## Job
Lines that include the word "Output" are the ones to copy.

## Listed records
• • • • • • •

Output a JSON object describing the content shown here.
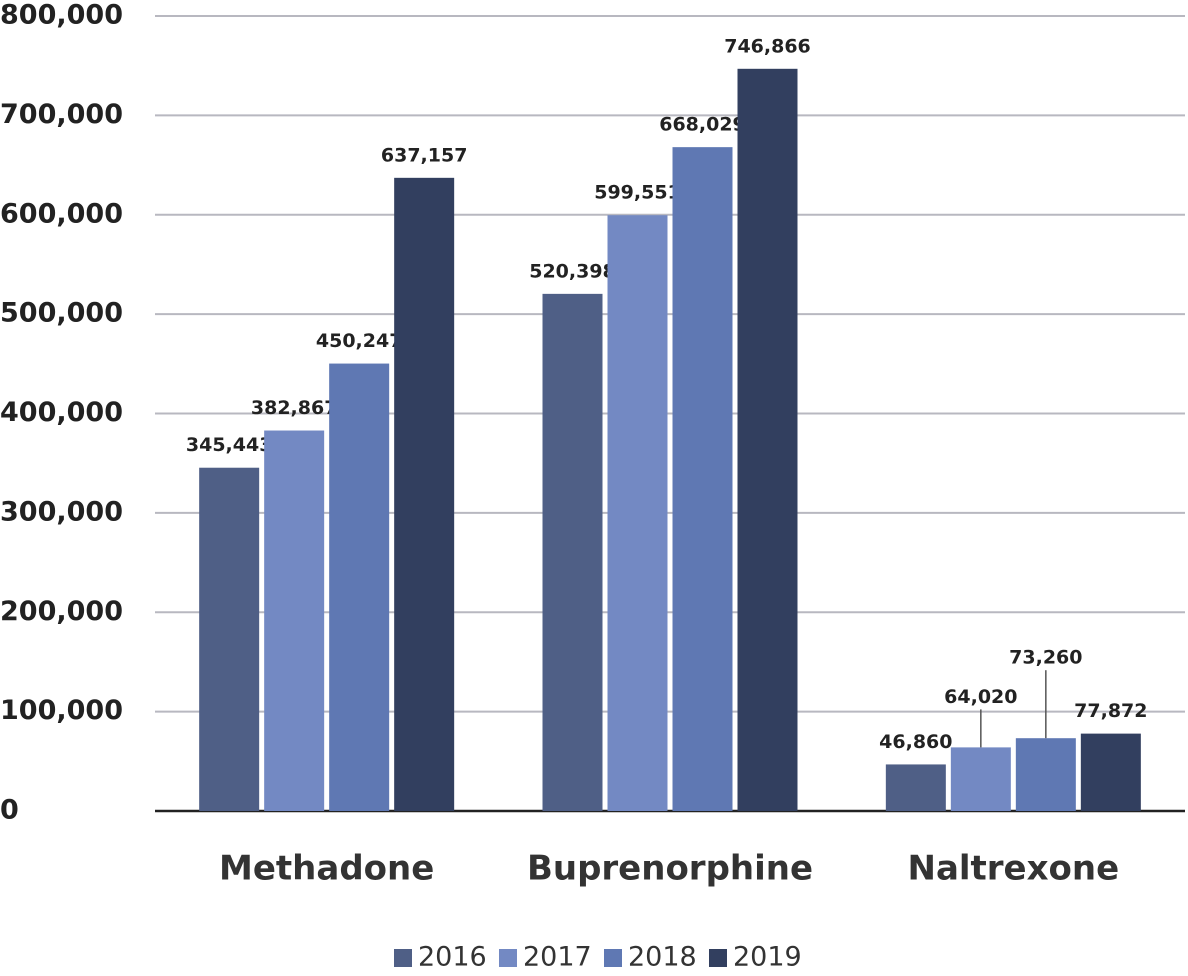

• • • • • • •

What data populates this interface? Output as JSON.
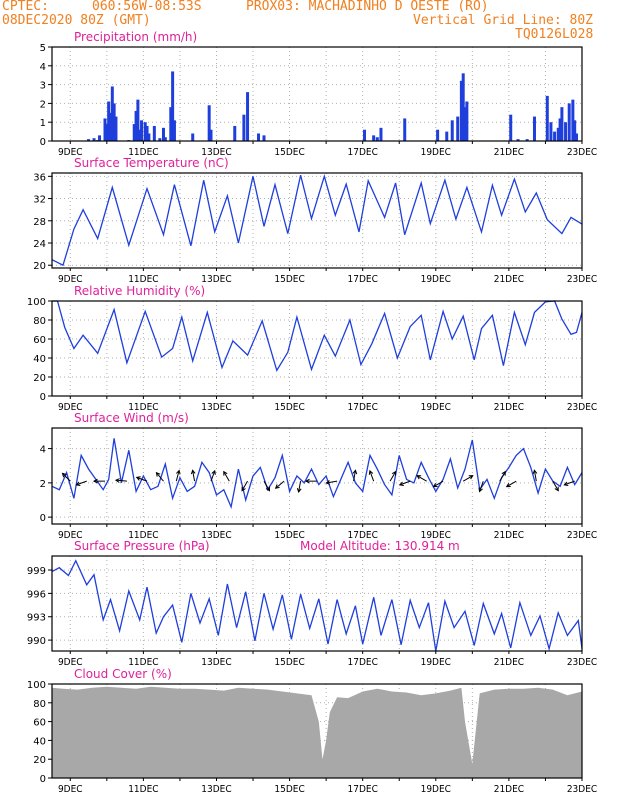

• • • • • • •

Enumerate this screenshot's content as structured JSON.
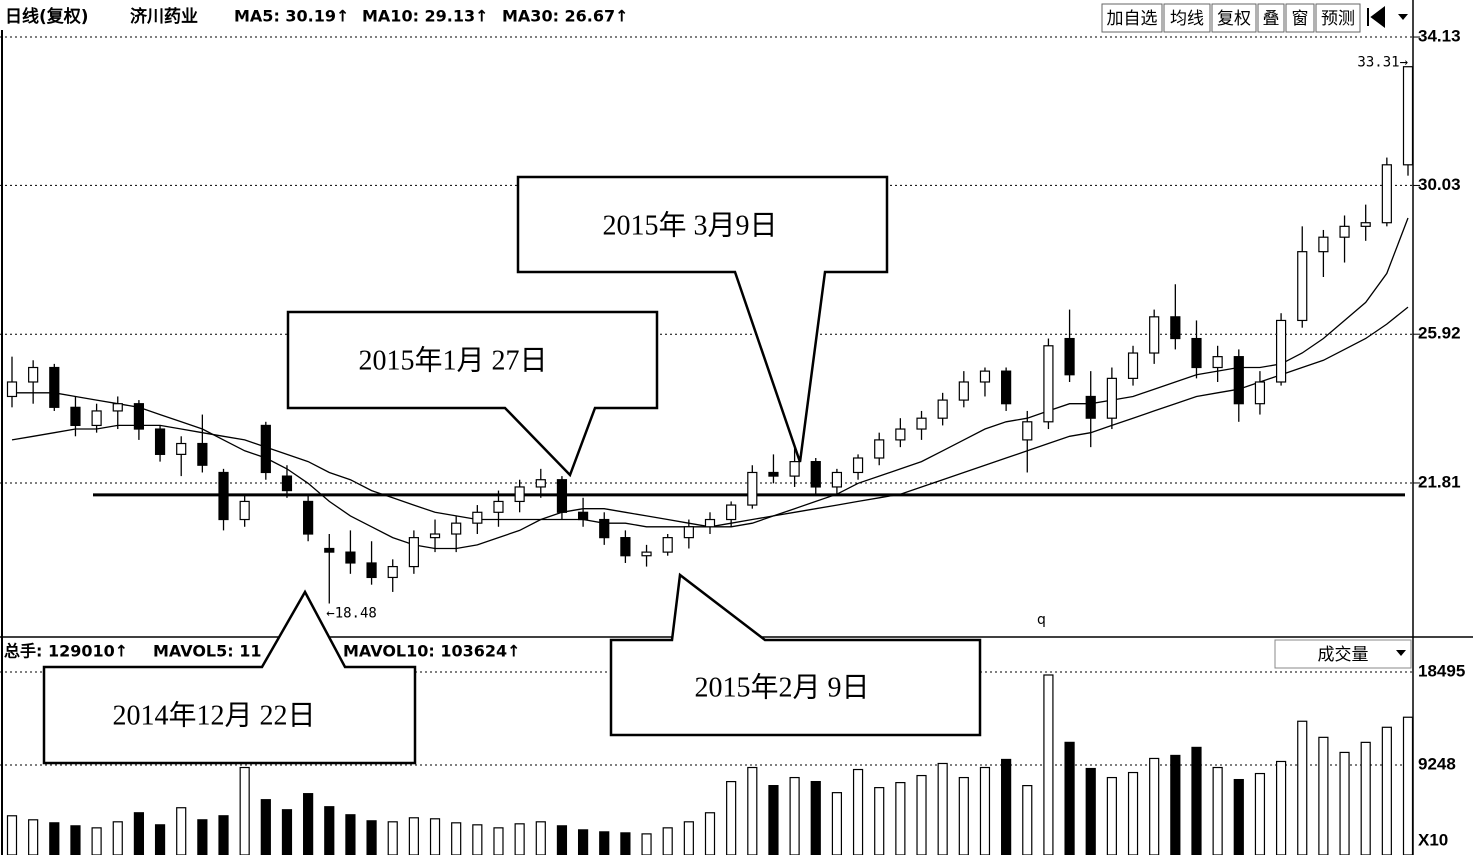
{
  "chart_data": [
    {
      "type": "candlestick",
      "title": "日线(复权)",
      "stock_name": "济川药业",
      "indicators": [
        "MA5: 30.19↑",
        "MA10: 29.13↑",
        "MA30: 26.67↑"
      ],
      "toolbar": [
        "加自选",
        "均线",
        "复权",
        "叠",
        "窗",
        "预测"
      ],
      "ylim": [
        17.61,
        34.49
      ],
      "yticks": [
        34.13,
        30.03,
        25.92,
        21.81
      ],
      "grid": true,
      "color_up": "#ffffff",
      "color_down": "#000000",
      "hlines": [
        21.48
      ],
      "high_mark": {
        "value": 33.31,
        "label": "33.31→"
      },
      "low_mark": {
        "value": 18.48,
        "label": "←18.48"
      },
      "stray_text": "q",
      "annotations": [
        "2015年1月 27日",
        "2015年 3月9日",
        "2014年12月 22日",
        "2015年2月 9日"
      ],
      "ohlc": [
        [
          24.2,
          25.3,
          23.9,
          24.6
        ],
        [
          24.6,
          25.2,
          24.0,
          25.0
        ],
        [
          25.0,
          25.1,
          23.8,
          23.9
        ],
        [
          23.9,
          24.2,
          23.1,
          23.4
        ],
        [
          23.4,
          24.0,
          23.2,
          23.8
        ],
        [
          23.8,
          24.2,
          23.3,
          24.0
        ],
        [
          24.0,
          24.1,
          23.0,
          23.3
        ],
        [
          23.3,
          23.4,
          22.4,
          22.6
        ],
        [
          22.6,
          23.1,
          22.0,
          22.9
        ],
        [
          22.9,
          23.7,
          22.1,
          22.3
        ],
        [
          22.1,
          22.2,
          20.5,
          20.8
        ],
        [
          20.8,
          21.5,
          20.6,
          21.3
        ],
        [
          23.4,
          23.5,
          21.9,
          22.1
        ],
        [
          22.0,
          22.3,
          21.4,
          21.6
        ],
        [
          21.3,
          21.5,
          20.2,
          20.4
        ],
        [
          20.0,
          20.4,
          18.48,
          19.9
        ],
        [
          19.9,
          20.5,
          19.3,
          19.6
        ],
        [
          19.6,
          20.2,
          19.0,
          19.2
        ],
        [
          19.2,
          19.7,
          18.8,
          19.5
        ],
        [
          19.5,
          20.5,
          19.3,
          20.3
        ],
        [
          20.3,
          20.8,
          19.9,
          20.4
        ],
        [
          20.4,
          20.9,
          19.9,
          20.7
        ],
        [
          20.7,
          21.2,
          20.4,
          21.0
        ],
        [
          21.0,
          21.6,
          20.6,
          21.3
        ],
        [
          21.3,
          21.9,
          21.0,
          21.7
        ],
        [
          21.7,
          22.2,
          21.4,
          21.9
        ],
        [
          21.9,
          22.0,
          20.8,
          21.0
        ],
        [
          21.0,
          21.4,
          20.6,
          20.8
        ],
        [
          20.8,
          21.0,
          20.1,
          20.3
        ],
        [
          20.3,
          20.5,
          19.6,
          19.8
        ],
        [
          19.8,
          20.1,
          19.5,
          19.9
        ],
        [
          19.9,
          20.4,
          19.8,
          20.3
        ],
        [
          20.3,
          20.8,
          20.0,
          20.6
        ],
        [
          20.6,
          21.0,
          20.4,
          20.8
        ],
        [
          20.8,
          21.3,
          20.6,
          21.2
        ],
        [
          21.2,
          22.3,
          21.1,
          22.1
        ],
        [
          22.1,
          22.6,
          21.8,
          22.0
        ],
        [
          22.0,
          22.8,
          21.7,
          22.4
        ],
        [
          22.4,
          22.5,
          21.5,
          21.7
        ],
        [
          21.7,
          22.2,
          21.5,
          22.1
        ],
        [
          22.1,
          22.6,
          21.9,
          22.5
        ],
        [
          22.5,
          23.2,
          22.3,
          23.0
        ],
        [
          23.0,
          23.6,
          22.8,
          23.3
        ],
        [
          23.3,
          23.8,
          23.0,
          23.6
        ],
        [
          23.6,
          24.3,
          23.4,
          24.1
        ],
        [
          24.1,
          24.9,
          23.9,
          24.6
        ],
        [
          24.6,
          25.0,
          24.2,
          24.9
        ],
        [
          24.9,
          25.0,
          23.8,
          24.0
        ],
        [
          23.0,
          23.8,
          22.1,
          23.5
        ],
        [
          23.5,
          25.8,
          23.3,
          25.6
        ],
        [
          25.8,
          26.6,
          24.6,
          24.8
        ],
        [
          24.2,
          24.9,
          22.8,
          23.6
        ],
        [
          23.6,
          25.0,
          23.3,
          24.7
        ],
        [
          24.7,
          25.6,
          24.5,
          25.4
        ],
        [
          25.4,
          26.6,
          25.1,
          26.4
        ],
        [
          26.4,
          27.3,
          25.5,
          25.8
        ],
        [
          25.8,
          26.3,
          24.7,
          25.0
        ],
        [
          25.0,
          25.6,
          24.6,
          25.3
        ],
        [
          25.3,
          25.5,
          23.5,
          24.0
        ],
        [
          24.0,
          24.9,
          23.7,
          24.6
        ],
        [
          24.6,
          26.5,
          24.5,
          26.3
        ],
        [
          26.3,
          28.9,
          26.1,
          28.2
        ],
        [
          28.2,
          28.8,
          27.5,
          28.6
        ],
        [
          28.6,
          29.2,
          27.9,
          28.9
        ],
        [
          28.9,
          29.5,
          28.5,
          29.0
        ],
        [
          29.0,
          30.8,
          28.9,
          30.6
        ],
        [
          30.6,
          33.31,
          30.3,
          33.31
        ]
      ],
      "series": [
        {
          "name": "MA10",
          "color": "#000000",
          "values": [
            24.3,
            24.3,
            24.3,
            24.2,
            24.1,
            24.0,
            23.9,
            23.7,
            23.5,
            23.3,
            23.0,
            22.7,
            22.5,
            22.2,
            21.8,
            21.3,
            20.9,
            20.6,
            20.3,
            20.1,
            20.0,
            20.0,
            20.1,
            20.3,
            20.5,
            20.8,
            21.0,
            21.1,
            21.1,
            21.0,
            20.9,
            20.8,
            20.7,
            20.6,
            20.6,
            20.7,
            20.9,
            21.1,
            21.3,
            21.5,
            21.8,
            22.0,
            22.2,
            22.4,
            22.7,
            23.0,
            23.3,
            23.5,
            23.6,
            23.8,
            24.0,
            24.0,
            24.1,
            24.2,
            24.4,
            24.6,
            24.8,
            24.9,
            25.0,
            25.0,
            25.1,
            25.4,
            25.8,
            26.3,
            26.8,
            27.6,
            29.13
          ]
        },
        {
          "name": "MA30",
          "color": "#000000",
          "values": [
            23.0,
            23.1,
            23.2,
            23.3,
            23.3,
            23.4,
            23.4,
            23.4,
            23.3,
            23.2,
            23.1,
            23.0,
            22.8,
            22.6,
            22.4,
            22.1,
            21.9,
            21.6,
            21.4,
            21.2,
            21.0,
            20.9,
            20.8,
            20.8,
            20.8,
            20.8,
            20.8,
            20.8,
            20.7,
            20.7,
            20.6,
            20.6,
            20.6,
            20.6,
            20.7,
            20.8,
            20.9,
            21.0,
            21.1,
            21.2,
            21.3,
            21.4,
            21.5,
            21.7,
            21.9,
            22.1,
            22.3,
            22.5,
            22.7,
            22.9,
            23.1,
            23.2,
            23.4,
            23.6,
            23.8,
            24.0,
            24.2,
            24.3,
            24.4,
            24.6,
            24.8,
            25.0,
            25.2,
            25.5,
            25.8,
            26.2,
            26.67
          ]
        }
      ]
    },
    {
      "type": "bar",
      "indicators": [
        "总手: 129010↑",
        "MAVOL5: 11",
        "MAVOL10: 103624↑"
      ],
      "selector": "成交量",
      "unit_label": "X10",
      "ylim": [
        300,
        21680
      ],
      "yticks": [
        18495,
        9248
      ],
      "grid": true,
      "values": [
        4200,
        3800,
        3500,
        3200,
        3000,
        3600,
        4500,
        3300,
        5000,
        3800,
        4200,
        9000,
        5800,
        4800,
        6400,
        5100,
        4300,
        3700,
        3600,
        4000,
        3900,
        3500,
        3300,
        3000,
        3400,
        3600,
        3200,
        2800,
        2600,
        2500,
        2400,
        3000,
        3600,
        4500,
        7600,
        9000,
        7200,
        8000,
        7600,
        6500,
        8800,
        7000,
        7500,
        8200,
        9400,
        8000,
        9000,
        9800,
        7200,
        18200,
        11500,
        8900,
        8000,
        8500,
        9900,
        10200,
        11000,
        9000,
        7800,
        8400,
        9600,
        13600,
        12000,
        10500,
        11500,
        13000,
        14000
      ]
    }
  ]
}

• • • • • • •

## The result
Output a JSON object describing the content shown here.
What data populates this interface? Output as JSON.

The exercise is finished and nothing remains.